■ Texto original:
+ + +

Coisas de país rico...
Acho que vc tem que ver que pode combinar o bom das duas culturas e nesse caso, passar o exemplo adiante, principalmente num caso de um filho. O "joie de vivre" eu vejo como uma dessas qualidades.
nas américas em geral esse tipo de historia é mais comum mesmo...mas viver remando contra a maré cansa também. beijus.
Depende Dri, eu já acho que muitos aqui gostam de viajar, mas tem gente que prefere ir para um país longínquo do que conhecer as capitais da Europa. É meio que uma coisa de status. Eu conheci um que já tinha rodado vários países africanos, asiáticos mas que, pasme, nunca foi à Espanha e só onheceu Paris no ano passado!
E realmente lamento que muitos não parecem ser tão sensíveis às coisas bonitas do mundo, paciência.
E realmente aqui eles são um tanto acomodados, não gostam de riscos, não sabem batalhar.
Tudo verdadeiro, concordo 100%.
E a história de "D" é a história do Brasil, tantos, tantos são assim.
Quanto a um futuro filho, permita-me dizer por mim mesma:
Muitos planos, bastante incentivo e pouca expectativa.
Porque cada um é, como cada qual - como diz minha Tia Otilia.
E filho também é assim, "sai" da gente mas já vem pronto, agente tenta influenciar (probem) e mostra, e oportunizar........ mas no final, eles são como são.
Dri,
Eu sei que estou dando uma de advogada do diabo e ändo relativando bastante as coisas da vida. Vai ver que é devido a minha fase "zen", não sei! ha ha!

+ + +

■ Dados registrados:
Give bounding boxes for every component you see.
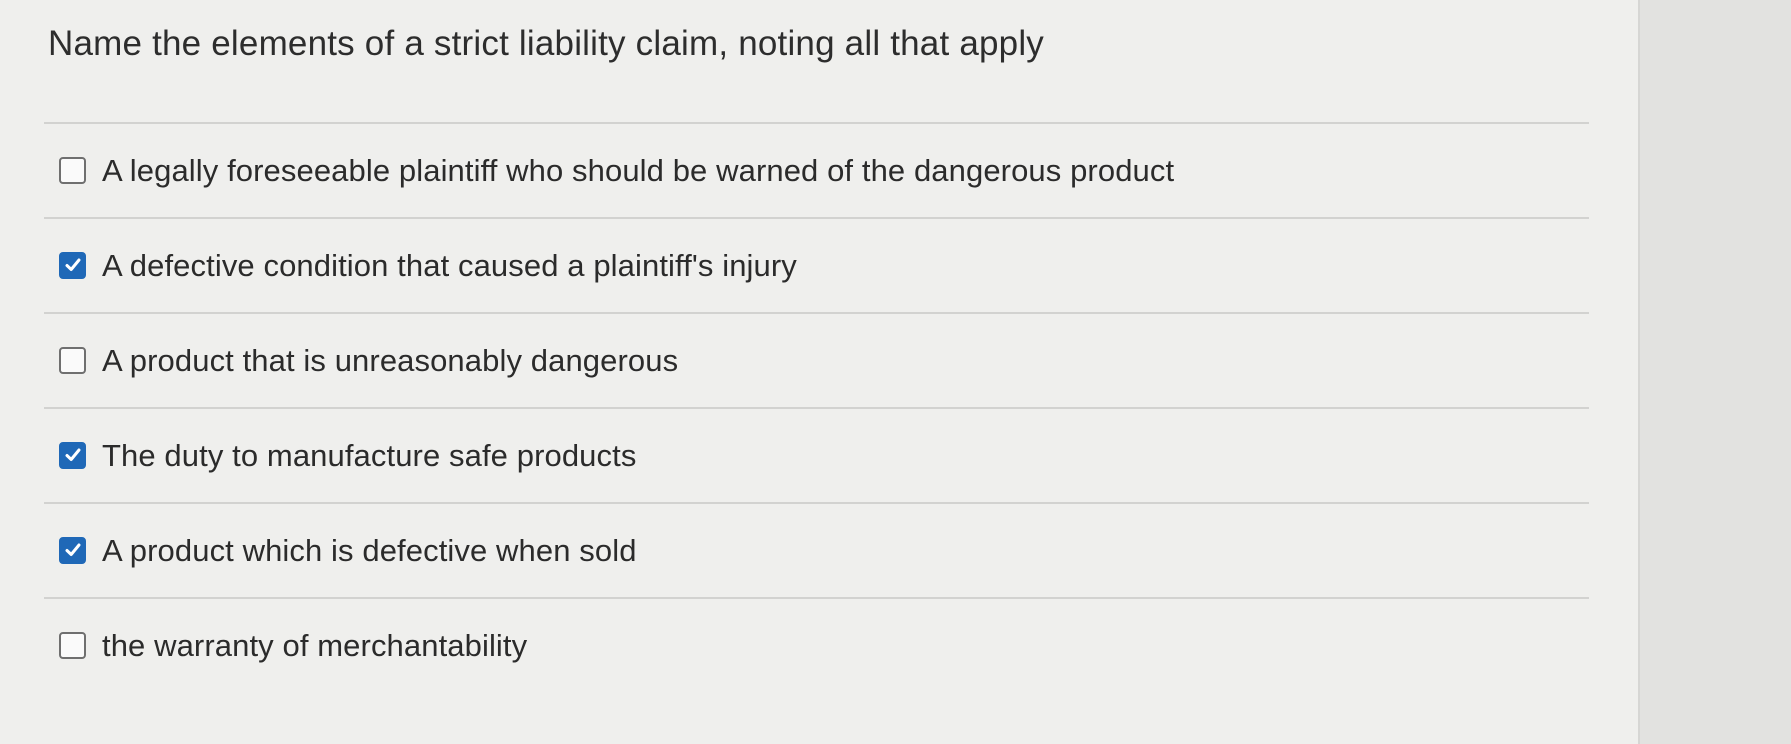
answer-option-label: A product which is defective when sold: [102, 532, 637, 568]
question-panel: Name the elements of a strict liability …: [0, 0, 1640, 744]
answer-options-list: A legally foreseeable plaintiff who shou…: [44, 122, 1589, 692]
answer-option[interactable]: A defective condition that caused a plai…: [44, 217, 1589, 312]
answer-option-label: A product that is unreasonably dangerous: [102, 342, 679, 378]
answer-option-label: the warranty of merchantability: [102, 627, 528, 663]
checkbox-icon[interactable]: [59, 252, 86, 279]
checkbox-icon[interactable]: [59, 157, 86, 184]
answer-option[interactable]: the warranty of merchantability: [44, 597, 1589, 692]
answer-option-label: The duty to manufacture safe products: [102, 437, 637, 473]
answer-option[interactable]: A product which is defective when sold: [44, 502, 1589, 597]
checkmark-icon: [65, 543, 81, 556]
question-title: Name the elements of a strict liability …: [48, 24, 1044, 63]
page-margin: [1640, 0, 1791, 744]
answer-option[interactable]: A legally foreseeable plaintiff who shou…: [44, 122, 1589, 217]
checkmark-icon: [65, 448, 81, 461]
checkbox-icon[interactable]: [59, 632, 86, 659]
checkbox-icon[interactable]: [59, 537, 86, 564]
answer-option[interactable]: The duty to manufacture safe products: [44, 407, 1589, 502]
checkmark-icon: [65, 258, 81, 271]
checkbox-icon[interactable]: [59, 442, 86, 469]
answer-option-label: A defective condition that caused a plai…: [102, 247, 797, 283]
checkbox-icon[interactable]: [59, 347, 86, 374]
answer-option[interactable]: A product that is unreasonably dangerous: [44, 312, 1589, 407]
answer-option-label: A legally foreseeable plaintiff who shou…: [102, 152, 1175, 188]
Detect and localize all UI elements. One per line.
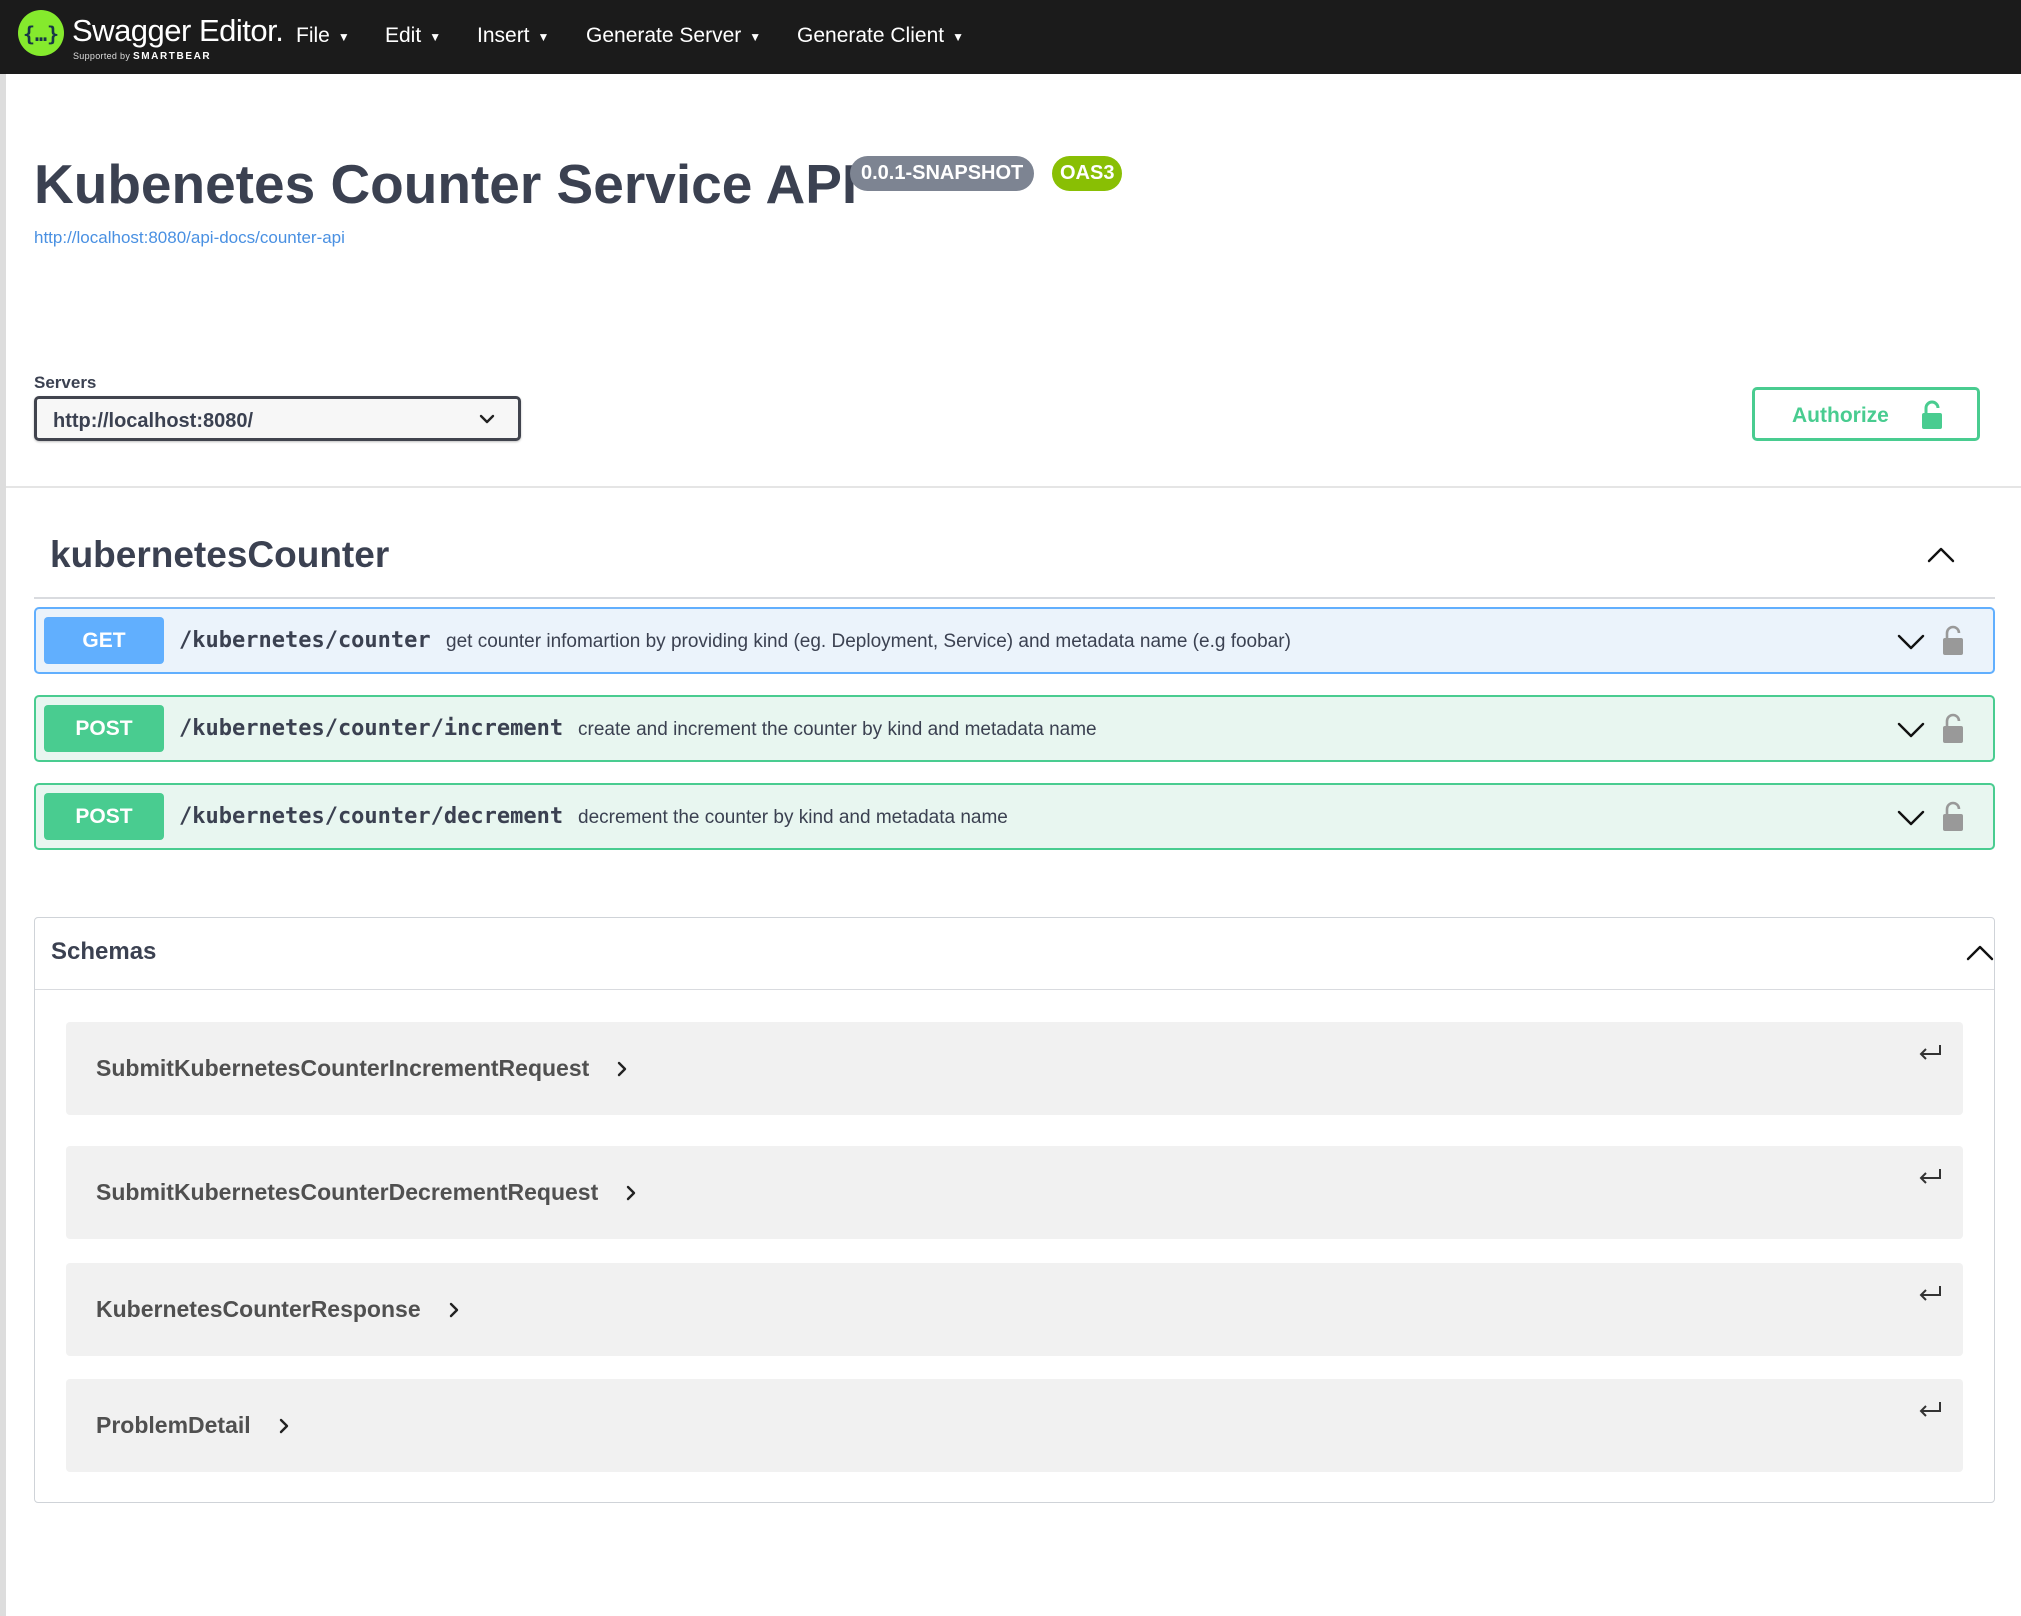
tag-divider: [34, 597, 1995, 599]
scheme-divider: [6, 486, 2021, 488]
model-name: SubmitKubernetesCounterIncrementRequest: [96, 1055, 590, 1081]
model-submit-decrement-request[interactable]: SubmitKubernetesCounterDecrementRequest: [66, 1146, 1963, 1239]
editor-pane-edge[interactable]: [0, 74, 6, 1616]
schemas-header[interactable]: Schemas: [35, 918, 1994, 990]
operation-summary: decrement the counter by kind and metada…: [578, 807, 1008, 828]
operation-path: /kubernetes/counter/decrement: [179, 804, 564, 829]
caret-down-icon: ▼: [952, 30, 964, 44]
menu-edit[interactable]: Edit ▼: [385, 24, 441, 48]
oas-badge: OAS3: [1052, 156, 1123, 191]
servers-select[interactable]: http://localhost:8080/: [34, 396, 521, 441]
method-badge: POST: [44, 793, 164, 840]
unlocked-padlock-icon: [1922, 400, 1942, 429]
brand-tagline-company: SMARTBEAR: [132, 51, 212, 62]
model-counter-response[interactable]: KubernetesCounterResponse: [66, 1263, 1963, 1356]
operation-path: /kubernetes/counter/increment: [179, 716, 564, 741]
model-name-row: SubmitKubernetesCounterDecrementRequest: [96, 1179, 638, 1206]
servers-selected-value: http://localhost:8080/: [53, 410, 254, 432]
operation-summary: get counter infomartion by providing kin…: [446, 631, 1291, 652]
model-problem-detail[interactable]: ProblemDetail: [66, 1379, 1963, 1472]
authorize-label: Authorize: [1792, 404, 1889, 427]
chevron-up-icon[interactable]: [1926, 540, 1956, 570]
svg-text:{…}: {…}: [23, 22, 59, 46]
schemas-title: Schemas: [51, 938, 157, 965]
operation-summary: create and increment the counter by kind…: [578, 719, 1097, 740]
swagger-logo-icon[interactable]: {…}: [18, 10, 64, 56]
servers-label: Servers: [34, 373, 97, 392]
api-title: Kubenetes Counter Service API: [34, 153, 858, 215]
lock-icon[interactable]: [1942, 623, 1964, 657]
method-badge: POST: [44, 705, 164, 752]
chevron-down-icon[interactable]: [1896, 806, 1926, 830]
caret-down-icon: ▼: [337, 30, 350, 44]
operation-get-counter[interactable]: GET /kubernetes/counter get counter info…: [34, 607, 1995, 674]
caret-down-icon: ▼: [749, 30, 762, 44]
lock-icon[interactable]: [1942, 711, 1964, 745]
method-badge: GET: [44, 617, 164, 664]
top-bar: {…} Swagger Editor. Supported by SMARTBE…: [0, 0, 2021, 74]
operation-post-increment[interactable]: POST /kubernetes/counter/increment creat…: [34, 695, 1995, 762]
menu-insert-label: Insert: [477, 24, 530, 47]
spec-url-link[interactable]: http://localhost:8080/api-docs/counter-a…: [34, 228, 345, 248]
brand-name: Swagger Editor.: [72, 13, 284, 48]
chevron-right-icon[interactable]: [447, 1301, 461, 1319]
menu-edit-label: Edit: [385, 24, 422, 47]
chevron-right-icon[interactable]: [277, 1417, 291, 1435]
model-name: ProblemDetail: [96, 1412, 251, 1438]
chevron-up-icon[interactable]: [1965, 940, 1995, 966]
model-name-row: ProblemDetail: [96, 1412, 291, 1439]
operation-path: /kubernetes/counter: [179, 628, 431, 653]
menu-generate-server-label: Generate Server: [586, 24, 742, 47]
return-arrow-icon[interactable]: [1917, 1399, 1943, 1421]
caret-down-icon: ▼: [537, 30, 550, 44]
menu-file[interactable]: File ▼: [296, 24, 350, 48]
operation-post-decrement[interactable]: POST /kubernetes/counter/decrement decre…: [34, 783, 1995, 850]
brand-tagline-prefix: Supported by: [73, 51, 131, 61]
return-arrow-icon[interactable]: [1917, 1283, 1943, 1305]
chevron-right-icon[interactable]: [624, 1184, 638, 1202]
return-arrow-icon[interactable]: [1917, 1042, 1943, 1064]
model-name-row: SubmitKubernetesCounterIncrementRequest: [96, 1055, 629, 1082]
version-badge: 0.0.1-SNAPSHOT: [850, 156, 1035, 191]
menu-generate-client[interactable]: Generate Client ▼: [797, 24, 964, 48]
lock-icon[interactable]: [1942, 799, 1964, 833]
model-name-row: KubernetesCounterResponse: [96, 1296, 461, 1323]
tag-name[interactable]: kubernetesCounter: [50, 534, 389, 576]
chevron-down-icon[interactable]: [1896, 630, 1926, 654]
menu-generate-client-label: Generate Client: [797, 24, 945, 47]
model-name: SubmitKubernetesCounterDecrementRequest: [96, 1179, 599, 1205]
model-name: KubernetesCounterResponse: [96, 1296, 421, 1322]
menu-insert[interactable]: Insert ▼: [477, 24, 549, 48]
chevron-down-icon[interactable]: [1896, 718, 1926, 742]
caret-down-icon: ▼: [429, 30, 442, 44]
menu-generate-server[interactable]: Generate Server ▼: [586, 24, 761, 48]
menu-file-label: File: [296, 24, 330, 47]
authorize-button[interactable]: Authorize: [1752, 387, 1980, 441]
return-arrow-icon[interactable]: [1917, 1166, 1943, 1188]
model-submit-increment-request[interactable]: SubmitKubernetesCounterIncrementRequest: [66, 1022, 1963, 1115]
schemas-section: Schemas SubmitKubernetesCounterIncrement…: [34, 917, 1995, 1503]
brand-tagline: Supported by SMARTBEAR: [73, 51, 211, 62]
chevron-right-icon[interactable]: [615, 1060, 629, 1078]
chevron-down-icon: [479, 414, 495, 424]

+ + +

■ Pedido por escrito 1:
Reproduza, sem mudar nada, o trecho do texto que começa nas palavras "Quanto a um" e termina em "são como são.".
■ Pedido por escrito 2:
Diga se cada afirmação a seguir está de acordo com o texto, respondendo sim ou não e citando literalmente as palavras do texto que decidem. (a) Uma pessoa que quem escreve conheceu já tinha viajado por vários países africanos e asiáticos. (b) Quem escreve tem certeza de que a fase "zen" é a causa do seu jeito de relativizar as coisas. (c) Quem escreve concorda só em parte com a ideia de que ali as pessoas são acomodadas e não gostam de riscos.
Não é preciso usar os registros.

■ Resposta certa 1:
Quanto a um futuro filho, permita-me dizer por mim mesma:
Muitos planos, bastante incentivo e pouca expectativa.
Porque cada um é, como cada qual - como diz minha Tia Otilia.
E filho também é assim, "sai" da gente mas já vem pronto, agente tenta influenciar (probem) e mostra, e oportunizar........ mas no final, eles são como são.

■ Resposta certa 2:
(a) Sim: “Eu conheci um que já tinha rodado vários países africanos, asiáticos”.
(b) Não: “Vai ver que é devido a minha fase "zen", não sei!”.
(c) Não: “Tudo verdadeiro, concordo 100%.”